-- Exercise task --
Transcribe the whole listing without a single picture.

-- Figure dataset records --
○ ○ ○
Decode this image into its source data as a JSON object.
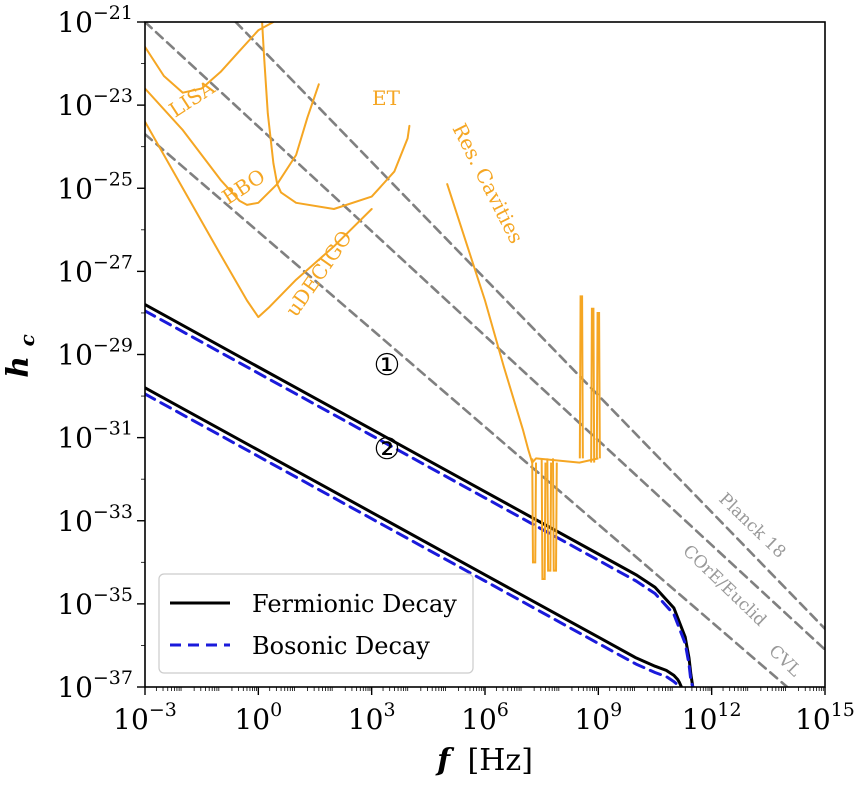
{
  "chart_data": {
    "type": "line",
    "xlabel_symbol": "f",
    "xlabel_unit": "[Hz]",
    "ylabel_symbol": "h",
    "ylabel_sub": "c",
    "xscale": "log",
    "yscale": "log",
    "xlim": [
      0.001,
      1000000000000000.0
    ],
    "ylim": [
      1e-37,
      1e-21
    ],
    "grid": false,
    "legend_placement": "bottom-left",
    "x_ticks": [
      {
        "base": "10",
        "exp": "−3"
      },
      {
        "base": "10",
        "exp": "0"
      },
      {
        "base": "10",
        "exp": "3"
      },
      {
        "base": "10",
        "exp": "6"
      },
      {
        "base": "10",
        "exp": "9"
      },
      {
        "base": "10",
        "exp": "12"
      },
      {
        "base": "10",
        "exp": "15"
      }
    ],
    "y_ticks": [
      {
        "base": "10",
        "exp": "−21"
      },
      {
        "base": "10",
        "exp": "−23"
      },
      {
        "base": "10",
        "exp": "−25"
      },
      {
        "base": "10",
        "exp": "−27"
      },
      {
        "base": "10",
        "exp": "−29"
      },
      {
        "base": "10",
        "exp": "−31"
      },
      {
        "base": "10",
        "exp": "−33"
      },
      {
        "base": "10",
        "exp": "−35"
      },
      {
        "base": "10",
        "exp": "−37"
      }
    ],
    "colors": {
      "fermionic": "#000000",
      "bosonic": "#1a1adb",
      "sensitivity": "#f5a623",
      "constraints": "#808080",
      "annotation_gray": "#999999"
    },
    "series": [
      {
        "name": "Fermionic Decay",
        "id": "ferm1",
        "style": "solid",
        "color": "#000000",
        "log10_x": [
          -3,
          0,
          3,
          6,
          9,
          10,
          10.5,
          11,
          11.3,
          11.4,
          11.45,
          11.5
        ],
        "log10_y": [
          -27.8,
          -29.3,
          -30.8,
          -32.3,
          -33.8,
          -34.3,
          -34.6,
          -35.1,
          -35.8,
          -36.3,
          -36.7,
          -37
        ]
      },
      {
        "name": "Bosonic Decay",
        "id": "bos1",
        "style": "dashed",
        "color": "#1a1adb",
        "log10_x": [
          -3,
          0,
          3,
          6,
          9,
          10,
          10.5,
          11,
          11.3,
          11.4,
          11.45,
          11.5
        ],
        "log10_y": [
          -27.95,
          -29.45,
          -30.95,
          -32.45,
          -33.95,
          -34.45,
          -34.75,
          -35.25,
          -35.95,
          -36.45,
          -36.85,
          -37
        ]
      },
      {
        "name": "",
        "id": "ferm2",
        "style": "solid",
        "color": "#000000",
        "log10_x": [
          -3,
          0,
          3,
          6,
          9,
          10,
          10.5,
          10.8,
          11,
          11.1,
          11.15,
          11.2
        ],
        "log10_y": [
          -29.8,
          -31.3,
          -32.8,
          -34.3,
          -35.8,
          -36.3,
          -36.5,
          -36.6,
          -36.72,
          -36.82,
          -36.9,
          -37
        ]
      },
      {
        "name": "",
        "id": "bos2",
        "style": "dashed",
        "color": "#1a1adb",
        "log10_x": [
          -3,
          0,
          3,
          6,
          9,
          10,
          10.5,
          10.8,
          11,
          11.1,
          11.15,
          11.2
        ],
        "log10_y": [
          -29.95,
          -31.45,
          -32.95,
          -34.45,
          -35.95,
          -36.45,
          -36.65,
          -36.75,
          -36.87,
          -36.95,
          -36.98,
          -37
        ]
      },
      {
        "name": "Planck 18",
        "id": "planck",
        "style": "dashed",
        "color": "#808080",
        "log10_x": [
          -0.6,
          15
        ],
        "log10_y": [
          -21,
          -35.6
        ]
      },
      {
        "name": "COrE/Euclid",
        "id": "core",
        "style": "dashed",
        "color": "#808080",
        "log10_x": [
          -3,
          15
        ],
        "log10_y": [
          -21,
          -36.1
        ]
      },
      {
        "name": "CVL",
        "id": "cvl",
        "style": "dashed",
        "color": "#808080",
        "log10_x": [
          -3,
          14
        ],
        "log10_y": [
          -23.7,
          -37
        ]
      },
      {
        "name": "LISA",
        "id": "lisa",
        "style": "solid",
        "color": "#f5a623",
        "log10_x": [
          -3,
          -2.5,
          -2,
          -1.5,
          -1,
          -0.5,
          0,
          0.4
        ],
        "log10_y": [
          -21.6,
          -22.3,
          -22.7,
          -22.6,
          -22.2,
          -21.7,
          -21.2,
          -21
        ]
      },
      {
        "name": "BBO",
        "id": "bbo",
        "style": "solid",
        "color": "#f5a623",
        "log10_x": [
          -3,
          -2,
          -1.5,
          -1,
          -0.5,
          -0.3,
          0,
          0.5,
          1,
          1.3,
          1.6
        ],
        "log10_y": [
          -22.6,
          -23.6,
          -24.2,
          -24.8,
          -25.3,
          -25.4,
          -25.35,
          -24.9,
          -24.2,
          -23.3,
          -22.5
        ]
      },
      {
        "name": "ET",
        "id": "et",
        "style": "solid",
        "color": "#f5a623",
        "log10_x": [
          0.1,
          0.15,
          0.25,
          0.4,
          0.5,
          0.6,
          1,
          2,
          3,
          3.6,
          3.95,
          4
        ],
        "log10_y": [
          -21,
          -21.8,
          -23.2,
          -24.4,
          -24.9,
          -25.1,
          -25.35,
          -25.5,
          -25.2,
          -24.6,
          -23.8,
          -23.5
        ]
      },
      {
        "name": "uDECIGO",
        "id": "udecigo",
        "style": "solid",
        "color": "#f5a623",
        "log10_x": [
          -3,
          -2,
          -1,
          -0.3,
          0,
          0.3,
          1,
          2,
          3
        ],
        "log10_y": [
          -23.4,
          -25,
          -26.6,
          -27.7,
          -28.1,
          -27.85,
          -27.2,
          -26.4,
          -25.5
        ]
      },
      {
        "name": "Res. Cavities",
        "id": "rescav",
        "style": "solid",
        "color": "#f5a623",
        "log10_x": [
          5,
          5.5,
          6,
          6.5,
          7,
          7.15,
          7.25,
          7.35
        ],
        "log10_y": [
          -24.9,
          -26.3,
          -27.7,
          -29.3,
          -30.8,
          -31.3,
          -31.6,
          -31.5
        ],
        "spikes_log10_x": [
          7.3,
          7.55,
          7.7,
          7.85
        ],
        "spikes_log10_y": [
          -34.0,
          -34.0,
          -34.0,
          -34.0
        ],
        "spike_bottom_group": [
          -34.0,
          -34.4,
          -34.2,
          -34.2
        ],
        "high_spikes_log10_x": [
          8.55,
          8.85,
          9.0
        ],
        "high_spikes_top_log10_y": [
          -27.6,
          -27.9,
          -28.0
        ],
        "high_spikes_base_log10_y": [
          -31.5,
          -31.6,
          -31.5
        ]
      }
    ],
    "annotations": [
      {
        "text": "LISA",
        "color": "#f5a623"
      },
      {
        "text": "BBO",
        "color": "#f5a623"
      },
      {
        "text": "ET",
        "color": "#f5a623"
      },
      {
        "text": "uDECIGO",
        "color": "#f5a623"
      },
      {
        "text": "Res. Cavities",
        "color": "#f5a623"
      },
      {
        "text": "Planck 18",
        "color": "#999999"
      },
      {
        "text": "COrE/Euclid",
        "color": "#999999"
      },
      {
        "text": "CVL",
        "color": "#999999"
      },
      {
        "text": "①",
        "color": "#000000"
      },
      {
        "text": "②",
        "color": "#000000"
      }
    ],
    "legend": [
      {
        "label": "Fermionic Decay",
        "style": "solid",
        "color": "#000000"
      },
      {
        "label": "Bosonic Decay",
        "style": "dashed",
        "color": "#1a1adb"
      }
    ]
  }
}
○ ○ ○
-- Answer to the task --
Decode this image into its source data as a JSON object.
{
  "chart_data": {
    "type": "line",
    "xlabel_symbol": "f",
    "xlabel_unit": "[Hz]",
    "ylabel_symbol": "h",
    "ylabel_sub": "c",
    "xscale": "log",
    "yscale": "log",
    "xlim": [
      0.001,
      1000000000000000.0
    ],
    "ylim": [
      1e-37,
      1e-21
    ],
    "grid": false,
    "legend_placement": "bottom-left",
    "x_ticks": [
      {
        "base": "10",
        "exp": "−3"
      },
      {
        "base": "10",
        "exp": "0"
      },
      {
        "base": "10",
        "exp": "3"
      },
      {
        "base": "10",
        "exp": "6"
      },
      {
        "base": "10",
        "exp": "9"
      },
      {
        "base": "10",
        "exp": "12"
      },
      {
        "base": "10",
        "exp": "15"
      }
    ],
    "y_ticks": [
      {
        "base": "10",
        "exp": "−21"
      },
      {
        "base": "10",
        "exp": "−23"
      },
      {
        "base": "10",
        "exp": "−25"
      },
      {
        "base": "10",
        "exp": "−27"
      },
      {
        "base": "10",
        "exp": "−29"
      },
      {
        "base": "10",
        "exp": "−31"
      },
      {
        "base": "10",
        "exp": "−33"
      },
      {
        "base": "10",
        "exp": "−35"
      },
      {
        "base": "10",
        "exp": "−37"
      }
    ],
    "colors": {
      "fermionic": "#000000",
      "bosonic": "#1a1adb",
      "sensitivity": "#f5a623",
      "constraints": "#808080",
      "annotation_gray": "#999999"
    },
    "series": [
      {
        "name": "Fermionic Decay",
        "id": "ferm1",
        "style": "solid",
        "color": "#000000",
        "log10_x": [
          -3,
          0,
          3,
          6,
          9,
          10,
          10.5,
          11,
          11.3,
          11.4,
          11.45,
          11.5
        ],
        "log10_y": [
          -27.8,
          -29.3,
          -30.8,
          -32.3,
          -33.8,
          -34.3,
          -34.6,
          -35.1,
          -35.8,
          -36.3,
          -36.7,
          -37
        ]
      },
      {
        "name": "Bosonic Decay",
        "id": "bos1",
        "style": "dashed",
        "color": "#1a1adb",
        "log10_x": [
          -3,
          0,
          3,
          6,
          9,
          10,
          10.5,
          11,
          11.3,
          11.4,
          11.45,
          11.5
        ],
        "log10_y": [
          -27.95,
          -29.45,
          -30.95,
          -32.45,
          -33.95,
          -34.45,
          -34.75,
          -35.25,
          -35.95,
          -36.45,
          -36.85,
          -37
        ]
      },
      {
        "name": "",
        "id": "ferm2",
        "style": "solid",
        "color": "#000000",
        "log10_x": [
          -3,
          0,
          3,
          6,
          9,
          10,
          10.5,
          10.8,
          11,
          11.1,
          11.15,
          11.2
        ],
        "log10_y": [
          -29.8,
          -31.3,
          -32.8,
          -34.3,
          -35.8,
          -36.3,
          -36.5,
          -36.6,
          -36.72,
          -36.82,
          -36.9,
          -37
        ]
      },
      {
        "name": "",
        "id": "bos2",
        "style": "dashed",
        "color": "#1a1adb",
        "log10_x": [
          -3,
          0,
          3,
          6,
          9,
          10,
          10.5,
          10.8,
          11,
          11.1,
          11.15,
          11.2
        ],
        "log10_y": [
          -29.95,
          -31.45,
          -32.95,
          -34.45,
          -35.95,
          -36.45,
          -36.65,
          -36.75,
          -36.87,
          -36.95,
          -36.98,
          -37
        ]
      },
      {
        "name": "Planck 18",
        "id": "planck",
        "style": "dashed",
        "color": "#808080",
        "log10_x": [
          -0.6,
          15
        ],
        "log10_y": [
          -21,
          -35.6
        ]
      },
      {
        "name": "COrE/Euclid",
        "id": "core",
        "style": "dashed",
        "color": "#808080",
        "log10_x": [
          -3,
          15
        ],
        "log10_y": [
          -21,
          -36.1
        ]
      },
      {
        "name": "CVL",
        "id": "cvl",
        "style": "dashed",
        "color": "#808080",
        "log10_x": [
          -3,
          14
        ],
        "log10_y": [
          -23.7,
          -37
        ]
      },
      {
        "name": "LISA",
        "id": "lisa",
        "style": "solid",
        "color": "#f5a623",
        "log10_x": [
          -3,
          -2.5,
          -2,
          -1.5,
          -1,
          -0.5,
          0,
          0.4
        ],
        "log10_y": [
          -21.6,
          -22.3,
          -22.7,
          -22.6,
          -22.2,
          -21.7,
          -21.2,
          -21
        ]
      },
      {
        "name": "BBO",
        "id": "bbo",
        "style": "solid",
        "color": "#f5a623",
        "log10_x": [
          -3,
          -2,
          -1.5,
          -1,
          -0.5,
          -0.3,
          0,
          0.5,
          1,
          1.3,
          1.6
        ],
        "log10_y": [
          -22.6,
          -23.6,
          -24.2,
          -24.8,
          -25.3,
          -25.4,
          -25.35,
          -24.9,
          -24.2,
          -23.3,
          -22.5
        ]
      },
      {
        "name": "ET",
        "id": "et",
        "style": "solid",
        "color": "#f5a623",
        "log10_x": [
          0.1,
          0.15,
          0.25,
          0.4,
          0.5,
          0.6,
          1,
          2,
          3,
          3.6,
          3.95,
          4
        ],
        "log10_y": [
          -21,
          -21.8,
          -23.2,
          -24.4,
          -24.9,
          -25.1,
          -25.35,
          -25.5,
          -25.2,
          -24.6,
          -23.8,
          -23.5
        ]
      },
      {
        "name": "uDECIGO",
        "id": "udecigo",
        "style": "solid",
        "color": "#f5a623",
        "log10_x": [
          -3,
          -2,
          -1,
          -0.3,
          0,
          0.3,
          1,
          2,
          3
        ],
        "log10_y": [
          -23.4,
          -25,
          -26.6,
          -27.7,
          -28.1,
          -27.85,
          -27.2,
          -26.4,
          -25.5
        ]
      },
      {
        "name": "Res. Cavities",
        "id": "rescav",
        "style": "solid",
        "color": "#f5a623",
        "log10_x": [
          5,
          5.5,
          6,
          6.5,
          7,
          7.15,
          7.25,
          7.35
        ],
        "log10_y": [
          -24.9,
          -26.3,
          -27.7,
          -29.3,
          -30.8,
          -31.3,
          -31.6,
          -31.5
        ],
        "spikes_log10_x": [
          7.3,
          7.55,
          7.7,
          7.85
        ],
        "spikes_log10_y": [
          -34.0,
          -34.0,
          -34.0,
          -34.0
        ],
        "spike_bottom_group": [
          -34.0,
          -34.4,
          -34.2,
          -34.2
        ],
        "high_spikes_log10_x": [
          8.55,
          8.85,
          9.0
        ],
        "high_spikes_top_log10_y": [
          -27.6,
          -27.9,
          -28.0
        ],
        "high_spikes_base_log10_y": [
          -31.5,
          -31.6,
          -31.5
        ]
      }
    ],
    "annotations": [
      {
        "text": "LISA",
        "color": "#f5a623"
      },
      {
        "text": "BBO",
        "color": "#f5a623"
      },
      {
        "text": "ET",
        "color": "#f5a623"
      },
      {
        "text": "uDECIGO",
        "color": "#f5a623"
      },
      {
        "text": "Res. Cavities",
        "color": "#f5a623"
      },
      {
        "text": "Planck 18",
        "color": "#999999"
      },
      {
        "text": "COrE/Euclid",
        "color": "#999999"
      },
      {
        "text": "CVL",
        "color": "#999999"
      },
      {
        "text": "①",
        "color": "#000000"
      },
      {
        "text": "②",
        "color": "#000000"
      }
    ],
    "legend": [
      {
        "label": "Fermionic Decay",
        "style": "solid",
        "color": "#000000"
      },
      {
        "label": "Bosonic Decay",
        "style": "dashed",
        "color": "#1a1adb"
      }
    ]
  }
}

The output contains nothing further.